Your objective
Return the whole listing, line for line, without the pictures in it.

Data listing
<<<<
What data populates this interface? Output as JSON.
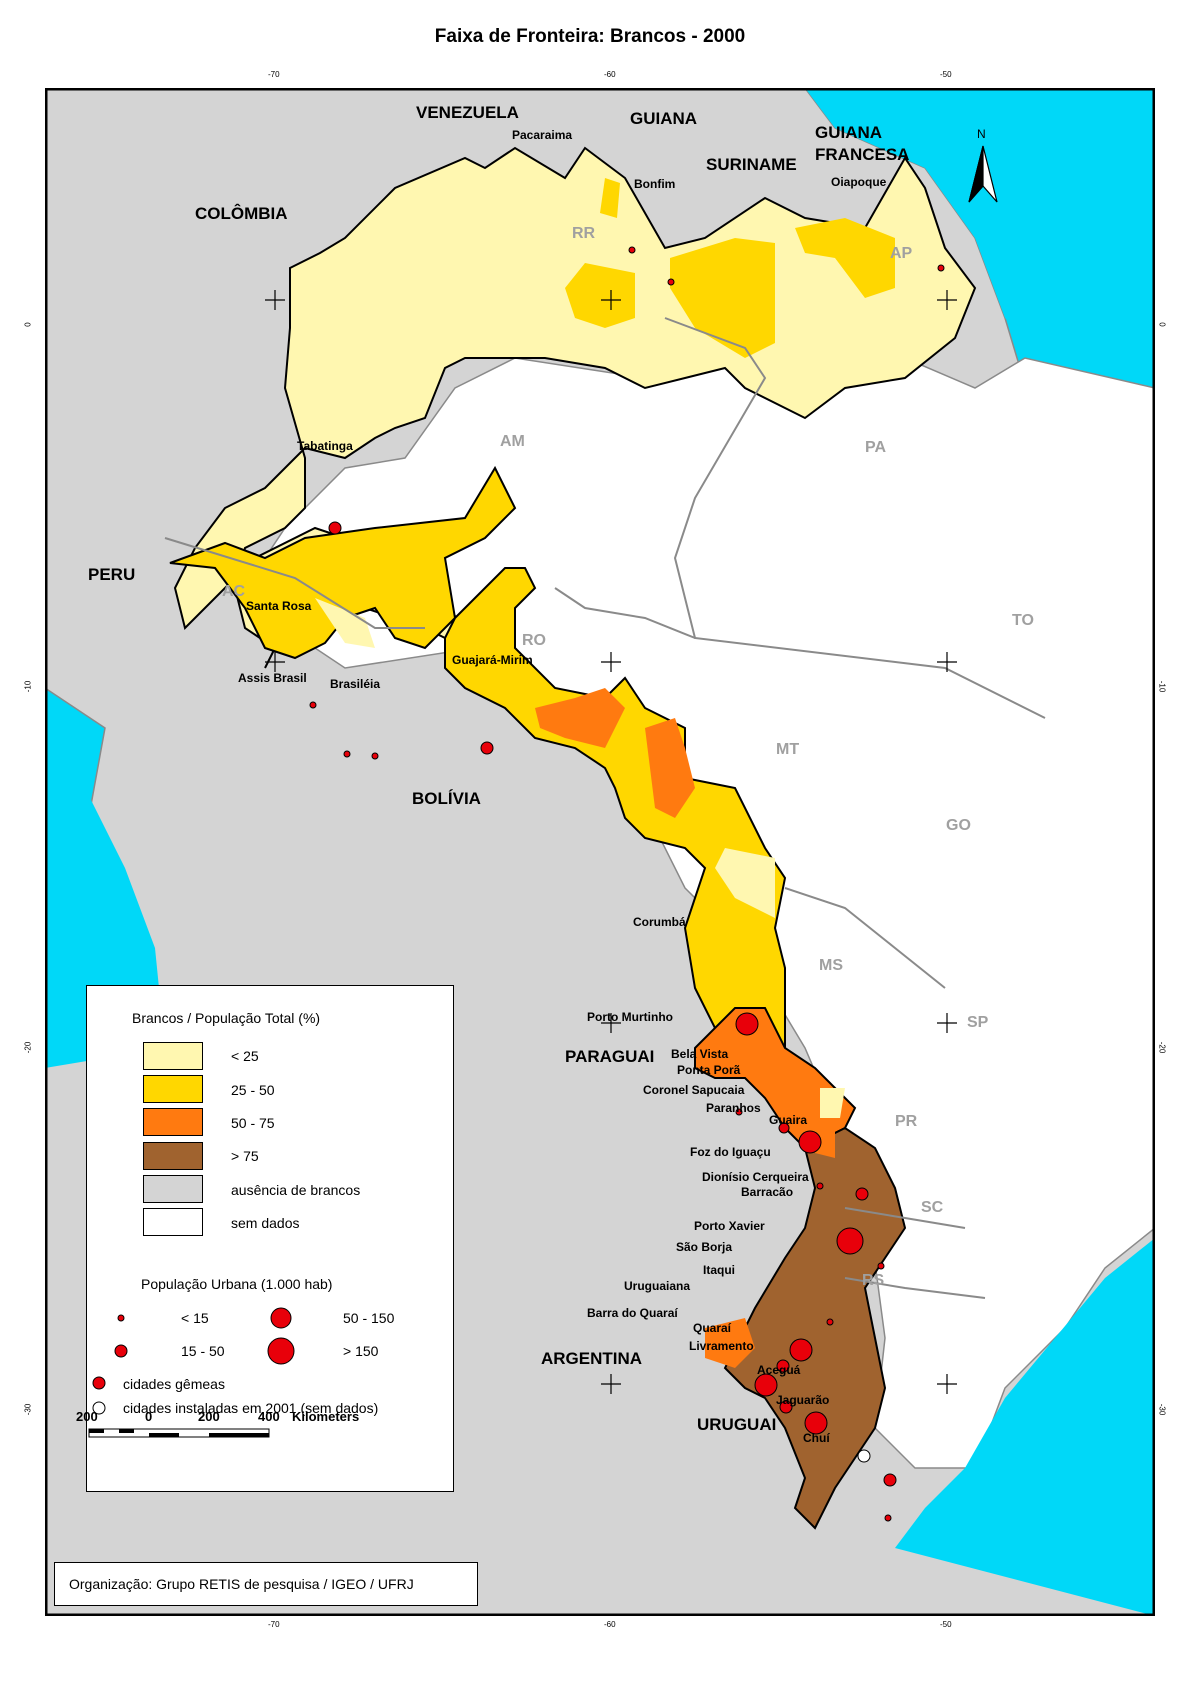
{
  "title": "Faixa de Fronteira: Brancos - 2000",
  "graticule": {
    "top": [
      "-70",
      "-60",
      "-50"
    ],
    "bottom": [
      "-70",
      "-60",
      "-50"
    ],
    "left": [
      "0",
      "-10",
      "-20",
      "-30"
    ],
    "right": [
      "0",
      "-10",
      "-20",
      "-30"
    ]
  },
  "countries": {
    "venezuela": "VENEZUELA",
    "guiana": "GUIANA",
    "suriname": "SURINAME",
    "guiana_francesa_1": "GUIANA",
    "guiana_francesa_2": "FRANCESA",
    "colombia": "COLÔMBIA",
    "peru": "PERU",
    "bolivia": "BOLÍVIA",
    "paraguai": "PARAGUAI",
    "argentina": "ARGENTINA",
    "uruguai": "URUGUAI"
  },
  "states": {
    "rr": "RR",
    "ap": "AP",
    "am": "AM",
    "pa": "PA",
    "ac": "AC",
    "ro": "RO",
    "to": "TO",
    "mt": "MT",
    "go": "GO",
    "ms": "MS",
    "sp": "SP",
    "pr": "PR",
    "sc": "SC",
    "rs": "RS"
  },
  "cities": {
    "pacaraima": "Pacaraima",
    "bonfim": "Bonfim",
    "oiapoque": "Oiapoque",
    "tabatinga": "Tabatinga",
    "santa_rosa": "Santa Rosa",
    "assis_brasil": "Assis Brasil",
    "brasileia": "Brasiléia",
    "guajara_mirim": "Guajará-Mirim",
    "corumba": "Corumbá",
    "porto_murtinho": "Porto Murtinho",
    "bela_vista": "Bela Vista",
    "ponta_pora": "Ponta Porã",
    "coronel_sapucaia": "Coronel Sapucaia",
    "paranhos": "Paranhos",
    "guaira": "Guaira",
    "foz_do_iguacu": "Foz do Iguaçu",
    "dionisio_cerqueira": "Dionísio Cerqueira",
    "barracao": "Barracão",
    "porto_xavier": "Porto Xavier",
    "sao_borja": "São Borja",
    "itaqui": "Itaqui",
    "uruguaiana": "Uruguaiana",
    "barra_do_quarai": "Barra do Quaraí",
    "quarai": "Quaraí",
    "livramento": "Livramento",
    "acegua": "Aceguá",
    "jaguarao": "Jaguarão",
    "chui": "Chuí"
  },
  "legend": {
    "classes_title": "Brancos / População Total (%)",
    "classes": [
      {
        "label": "< 25",
        "color": "#fff7b0"
      },
      {
        "label": "25 - 50",
        "color": "#ffd700"
      },
      {
        "label": "50 - 75",
        "color": "#ff7a10"
      },
      {
        "label": "> 75",
        "color": "#a0632f"
      },
      {
        "label": "ausência de brancos",
        "color": "#d4d4d4"
      },
      {
        "label": "sem dados",
        "color": "#ffffff"
      }
    ],
    "pop_title": "População Urbana (1.000 hab)",
    "pop_classes": [
      "< 15",
      "15 - 50",
      "50 - 150",
      "> 150"
    ],
    "twin_cities": "cidades gêmeas",
    "new_cities": "cidades instaladas em 2001 (sem dados)"
  },
  "scalebar": {
    "labels": [
      "200",
      "0",
      "200",
      "400"
    ],
    "unit": "Kilometers"
  },
  "north": "N",
  "credit": "Organização: Grupo RETIS de pesquisa / IGEO / UFRJ",
  "colors": {
    "ocean": "#00d8f8",
    "foreign": "#d4d4d4",
    "brazil": "#ffffff",
    "lt25": "#fff7b0",
    "c25_50": "#ffd700",
    "c50_75": "#ff7a10",
    "gt75": "#a0632f",
    "city": "#e8000a"
  }
}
>>>>
Solution for this problem
What data populates this interface? Output as JSON.
{
  "title": "Faixa de Fronteira: Brancos - 2000",
  "graticule": {
    "top": [
      "-70",
      "-60",
      "-50"
    ],
    "bottom": [
      "-70",
      "-60",
      "-50"
    ],
    "left": [
      "0",
      "-10",
      "-20",
      "-30"
    ],
    "right": [
      "0",
      "-10",
      "-20",
      "-30"
    ]
  },
  "countries": {
    "venezuela": "VENEZUELA",
    "guiana": "GUIANA",
    "suriname": "SURINAME",
    "guiana_francesa_1": "GUIANA",
    "guiana_francesa_2": "FRANCESA",
    "colombia": "COLÔMBIA",
    "peru": "PERU",
    "bolivia": "BOLÍVIA",
    "paraguai": "PARAGUAI",
    "argentina": "ARGENTINA",
    "uruguai": "URUGUAI"
  },
  "states": {
    "rr": "RR",
    "ap": "AP",
    "am": "AM",
    "pa": "PA",
    "ac": "AC",
    "ro": "RO",
    "to": "TO",
    "mt": "MT",
    "go": "GO",
    "ms": "MS",
    "sp": "SP",
    "pr": "PR",
    "sc": "SC",
    "rs": "RS"
  },
  "cities": {
    "pacaraima": "Pacaraima",
    "bonfim": "Bonfim",
    "oiapoque": "Oiapoque",
    "tabatinga": "Tabatinga",
    "santa_rosa": "Santa Rosa",
    "assis_brasil": "Assis Brasil",
    "brasileia": "Brasiléia",
    "guajara_mirim": "Guajará-Mirim",
    "corumba": "Corumbá",
    "porto_murtinho": "Porto Murtinho",
    "bela_vista": "Bela Vista",
    "ponta_pora": "Ponta Porã",
    "coronel_sapucaia": "Coronel Sapucaia",
    "paranhos": "Paranhos",
    "guaira": "Guaira",
    "foz_do_iguacu": "Foz do Iguaçu",
    "dionisio_cerqueira": "Dionísio Cerqueira",
    "barracao": "Barracão",
    "porto_xavier": "Porto Xavier",
    "sao_borja": "São Borja",
    "itaqui": "Itaqui",
    "uruguaiana": "Uruguaiana",
    "barra_do_quarai": "Barra do Quaraí",
    "quarai": "Quaraí",
    "livramento": "Livramento",
    "acegua": "Aceguá",
    "jaguarao": "Jaguarão",
    "chui": "Chuí"
  },
  "legend": {
    "classes_title": "Brancos / População Total (%)",
    "classes": [
      {
        "label": "< 25",
        "color": "#fff7b0"
      },
      {
        "label": "25 - 50",
        "color": "#ffd700"
      },
      {
        "label": "50 - 75",
        "color": "#ff7a10"
      },
      {
        "label": "> 75",
        "color": "#a0632f"
      },
      {
        "label": "ausência de brancos",
        "color": "#d4d4d4"
      },
      {
        "label": "sem dados",
        "color": "#ffffff"
      }
    ],
    "pop_title": "População Urbana (1.000 hab)",
    "pop_classes": [
      "< 15",
      "15 - 50",
      "50 - 150",
      "> 150"
    ],
    "twin_cities": "cidades gêmeas",
    "new_cities": "cidades instaladas em 2001 (sem dados)"
  },
  "scalebar": {
    "labels": [
      "200",
      "0",
      "200",
      "400"
    ],
    "unit": "Kilometers"
  },
  "north": "N",
  "credit": "Organização: Grupo RETIS de pesquisa / IGEO / UFRJ",
  "colors": {
    "ocean": "#00d8f8",
    "foreign": "#d4d4d4",
    "brazil": "#ffffff",
    "lt25": "#fff7b0",
    "c25_50": "#ffd700",
    "c50_75": "#ff7a10",
    "gt75": "#a0632f",
    "city": "#e8000a"
  }
}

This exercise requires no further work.